• _Written request_
Every line below is to be quoted exactly, with nothing added or dropped.

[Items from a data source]
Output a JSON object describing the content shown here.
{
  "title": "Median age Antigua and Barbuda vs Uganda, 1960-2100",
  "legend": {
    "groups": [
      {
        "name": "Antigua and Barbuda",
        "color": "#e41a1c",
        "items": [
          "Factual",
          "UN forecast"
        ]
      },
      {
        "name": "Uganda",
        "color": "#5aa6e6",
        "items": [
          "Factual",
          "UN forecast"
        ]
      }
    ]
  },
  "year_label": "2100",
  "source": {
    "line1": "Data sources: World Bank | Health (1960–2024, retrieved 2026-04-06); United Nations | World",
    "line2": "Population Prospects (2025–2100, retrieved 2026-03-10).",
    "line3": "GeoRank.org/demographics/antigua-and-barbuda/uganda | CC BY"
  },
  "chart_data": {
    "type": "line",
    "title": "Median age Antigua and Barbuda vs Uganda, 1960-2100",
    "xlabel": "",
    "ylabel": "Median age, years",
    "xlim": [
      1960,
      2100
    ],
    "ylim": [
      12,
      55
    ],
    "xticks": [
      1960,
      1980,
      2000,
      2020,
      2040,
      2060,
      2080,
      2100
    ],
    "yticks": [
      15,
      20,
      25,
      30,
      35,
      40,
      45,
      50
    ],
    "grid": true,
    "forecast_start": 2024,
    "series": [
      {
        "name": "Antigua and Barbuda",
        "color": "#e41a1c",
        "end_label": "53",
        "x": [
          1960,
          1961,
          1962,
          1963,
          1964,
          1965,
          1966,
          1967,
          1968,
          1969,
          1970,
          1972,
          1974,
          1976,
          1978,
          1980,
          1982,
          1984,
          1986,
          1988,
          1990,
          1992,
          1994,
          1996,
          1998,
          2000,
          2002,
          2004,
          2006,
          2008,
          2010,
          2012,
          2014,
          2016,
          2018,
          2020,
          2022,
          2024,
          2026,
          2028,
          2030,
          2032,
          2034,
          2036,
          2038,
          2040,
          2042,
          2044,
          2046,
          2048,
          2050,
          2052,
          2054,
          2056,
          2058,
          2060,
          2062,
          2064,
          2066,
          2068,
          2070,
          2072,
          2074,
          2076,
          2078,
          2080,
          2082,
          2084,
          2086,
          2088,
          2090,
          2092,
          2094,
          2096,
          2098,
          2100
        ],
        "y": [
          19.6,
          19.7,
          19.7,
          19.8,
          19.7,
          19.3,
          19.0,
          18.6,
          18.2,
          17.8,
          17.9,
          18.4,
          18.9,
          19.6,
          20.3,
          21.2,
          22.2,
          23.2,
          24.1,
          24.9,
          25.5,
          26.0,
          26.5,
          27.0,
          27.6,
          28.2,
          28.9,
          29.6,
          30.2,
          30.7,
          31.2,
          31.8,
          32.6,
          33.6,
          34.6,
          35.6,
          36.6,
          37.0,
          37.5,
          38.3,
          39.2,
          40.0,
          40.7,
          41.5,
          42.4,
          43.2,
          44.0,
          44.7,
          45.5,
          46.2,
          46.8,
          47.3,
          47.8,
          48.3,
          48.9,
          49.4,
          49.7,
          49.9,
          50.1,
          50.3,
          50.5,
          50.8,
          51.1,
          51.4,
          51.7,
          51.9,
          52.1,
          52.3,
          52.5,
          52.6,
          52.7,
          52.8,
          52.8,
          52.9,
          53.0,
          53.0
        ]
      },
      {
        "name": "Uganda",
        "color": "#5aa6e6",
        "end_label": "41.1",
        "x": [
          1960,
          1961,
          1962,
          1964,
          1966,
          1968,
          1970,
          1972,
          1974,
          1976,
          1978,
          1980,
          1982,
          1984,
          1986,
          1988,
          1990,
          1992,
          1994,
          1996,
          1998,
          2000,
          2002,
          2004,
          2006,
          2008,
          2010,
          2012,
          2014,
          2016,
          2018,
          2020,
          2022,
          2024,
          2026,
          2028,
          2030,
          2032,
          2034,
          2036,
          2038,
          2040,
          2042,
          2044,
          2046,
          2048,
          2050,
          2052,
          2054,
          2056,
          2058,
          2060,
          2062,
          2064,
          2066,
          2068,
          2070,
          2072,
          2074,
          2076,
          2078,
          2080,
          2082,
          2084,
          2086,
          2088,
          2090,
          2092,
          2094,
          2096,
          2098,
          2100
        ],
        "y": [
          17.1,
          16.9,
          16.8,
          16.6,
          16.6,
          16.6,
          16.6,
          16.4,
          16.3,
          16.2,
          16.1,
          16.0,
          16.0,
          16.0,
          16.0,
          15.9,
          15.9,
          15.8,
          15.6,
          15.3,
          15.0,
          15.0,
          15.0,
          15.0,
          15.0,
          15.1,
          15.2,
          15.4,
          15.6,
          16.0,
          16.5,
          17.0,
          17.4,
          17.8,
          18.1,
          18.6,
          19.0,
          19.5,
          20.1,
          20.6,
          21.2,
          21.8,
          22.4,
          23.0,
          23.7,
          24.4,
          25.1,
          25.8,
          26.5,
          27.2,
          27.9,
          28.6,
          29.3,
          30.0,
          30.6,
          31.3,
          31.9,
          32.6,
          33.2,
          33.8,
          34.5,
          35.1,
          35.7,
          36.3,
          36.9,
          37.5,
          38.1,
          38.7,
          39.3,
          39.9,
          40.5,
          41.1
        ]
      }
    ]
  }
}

• _Result of the task_
Output a JSON object describing the content shown here.
{
  "title": "Median age Antigua and Barbuda vs Uganda, 1960-2100",
  "legend": {
    "groups": [
      {
        "name": "Antigua and Barbuda",
        "color": "#e41a1c",
        "items": [
          "Factual",
          "UN forecast"
        ]
      },
      {
        "name": "Uganda",
        "color": "#5aa6e6",
        "items": [
          "Factual",
          "UN forecast"
        ]
      }
    ]
  },
  "year_label": "2100",
  "source": {
    "line1": "Data sources: World Bank | Health (1960–2024, retrieved 2026-04-06); United Nations | World",
    "line2": "Population Prospects (2025–2100, retrieved 2026-03-10).",
    "line3": "GeoRank.org/demographics/antigua-and-barbuda/uganda | CC BY"
  },
  "chart_data": {
    "type": "line",
    "title": "Median age Antigua and Barbuda vs Uganda, 1960-2100",
    "xlabel": "",
    "ylabel": "Median age, years",
    "xlim": [
      1960,
      2100
    ],
    "ylim": [
      12,
      55
    ],
    "xticks": [
      1960,
      1980,
      2000,
      2020,
      2040,
      2060,
      2080,
      2100
    ],
    "yticks": [
      15,
      20,
      25,
      30,
      35,
      40,
      45,
      50
    ],
    "grid": true,
    "forecast_start": 2024,
    "series": [
      {
        "name": "Antigua and Barbuda",
        "color": "#e41a1c",
        "end_label": "53",
        "x": [
          1960,
          1961,
          1962,
          1963,
          1964,
          1965,
          1966,
          1967,
          1968,
          1969,
          1970,
          1972,
          1974,
          1976,
          1978,
          1980,
          1982,
          1984,
          1986,
          1988,
          1990,
          1992,
          1994,
          1996,
          1998,
          2000,
          2002,
          2004,
          2006,
          2008,
          2010,
          2012,
          2014,
          2016,
          2018,
          2020,
          2022,
          2024,
          2026,
          2028,
          2030,
          2032,
          2034,
          2036,
          2038,
          2040,
          2042,
          2044,
          2046,
          2048,
          2050,
          2052,
          2054,
          2056,
          2058,
          2060,
          2062,
          2064,
          2066,
          2068,
          2070,
          2072,
          2074,
          2076,
          2078,
          2080,
          2082,
          2084,
          2086,
          2088,
          2090,
          2092,
          2094,
          2096,
          2098,
          2100
        ],
        "y": [
          19.6,
          19.7,
          19.7,
          19.8,
          19.7,
          19.3,
          19.0,
          18.6,
          18.2,
          17.8,
          17.9,
          18.4,
          18.9,
          19.6,
          20.3,
          21.2,
          22.2,
          23.2,
          24.1,
          24.9,
          25.5,
          26.0,
          26.5,
          27.0,
          27.6,
          28.2,
          28.9,
          29.6,
          30.2,
          30.7,
          31.2,
          31.8,
          32.6,
          33.6,
          34.6,
          35.6,
          36.6,
          37.0,
          37.5,
          38.3,
          39.2,
          40.0,
          40.7,
          41.5,
          42.4,
          43.2,
          44.0,
          44.7,
          45.5,
          46.2,
          46.8,
          47.3,
          47.8,
          48.3,
          48.9,
          49.4,
          49.7,
          49.9,
          50.1,
          50.3,
          50.5,
          50.8,
          51.1,
          51.4,
          51.7,
          51.9,
          52.1,
          52.3,
          52.5,
          52.6,
          52.7,
          52.8,
          52.8,
          52.9,
          53.0,
          53.0
        ]
      },
      {
        "name": "Uganda",
        "color": "#5aa6e6",
        "end_label": "41.1",
        "x": [
          1960,
          1961,
          1962,
          1964,
          1966,
          1968,
          1970,
          1972,
          1974,
          1976,
          1978,
          1980,
          1982,
          1984,
          1986,
          1988,
          1990,
          1992,
          1994,
          1996,
          1998,
          2000,
          2002,
          2004,
          2006,
          2008,
          2010,
          2012,
          2014,
          2016,
          2018,
          2020,
          2022,
          2024,
          2026,
          2028,
          2030,
          2032,
          2034,
          2036,
          2038,
          2040,
          2042,
          2044,
          2046,
          2048,
          2050,
          2052,
          2054,
          2056,
          2058,
          2060,
          2062,
          2064,
          2066,
          2068,
          2070,
          2072,
          2074,
          2076,
          2078,
          2080,
          2082,
          2084,
          2086,
          2088,
          2090,
          2092,
          2094,
          2096,
          2098,
          2100
        ],
        "y": [
          17.1,
          16.9,
          16.8,
          16.6,
          16.6,
          16.6,
          16.6,
          16.4,
          16.3,
          16.2,
          16.1,
          16.0,
          16.0,
          16.0,
          16.0,
          15.9,
          15.9,
          15.8,
          15.6,
          15.3,
          15.0,
          15.0,
          15.0,
          15.0,
          15.0,
          15.1,
          15.2,
          15.4,
          15.6,
          16.0,
          16.5,
          17.0,
          17.4,
          17.8,
          18.1,
          18.6,
          19.0,
          19.5,
          20.1,
          20.6,
          21.2,
          21.8,
          22.4,
          23.0,
          23.7,
          24.4,
          25.1,
          25.8,
          26.5,
          27.2,
          27.9,
          28.6,
          29.3,
          30.0,
          30.6,
          31.3,
          31.9,
          32.6,
          33.2,
          33.8,
          34.5,
          35.1,
          35.7,
          36.3,
          36.9,
          37.5,
          38.1,
          38.7,
          39.3,
          39.9,
          40.5,
          41.1
        ]
      }
    ]
  }
}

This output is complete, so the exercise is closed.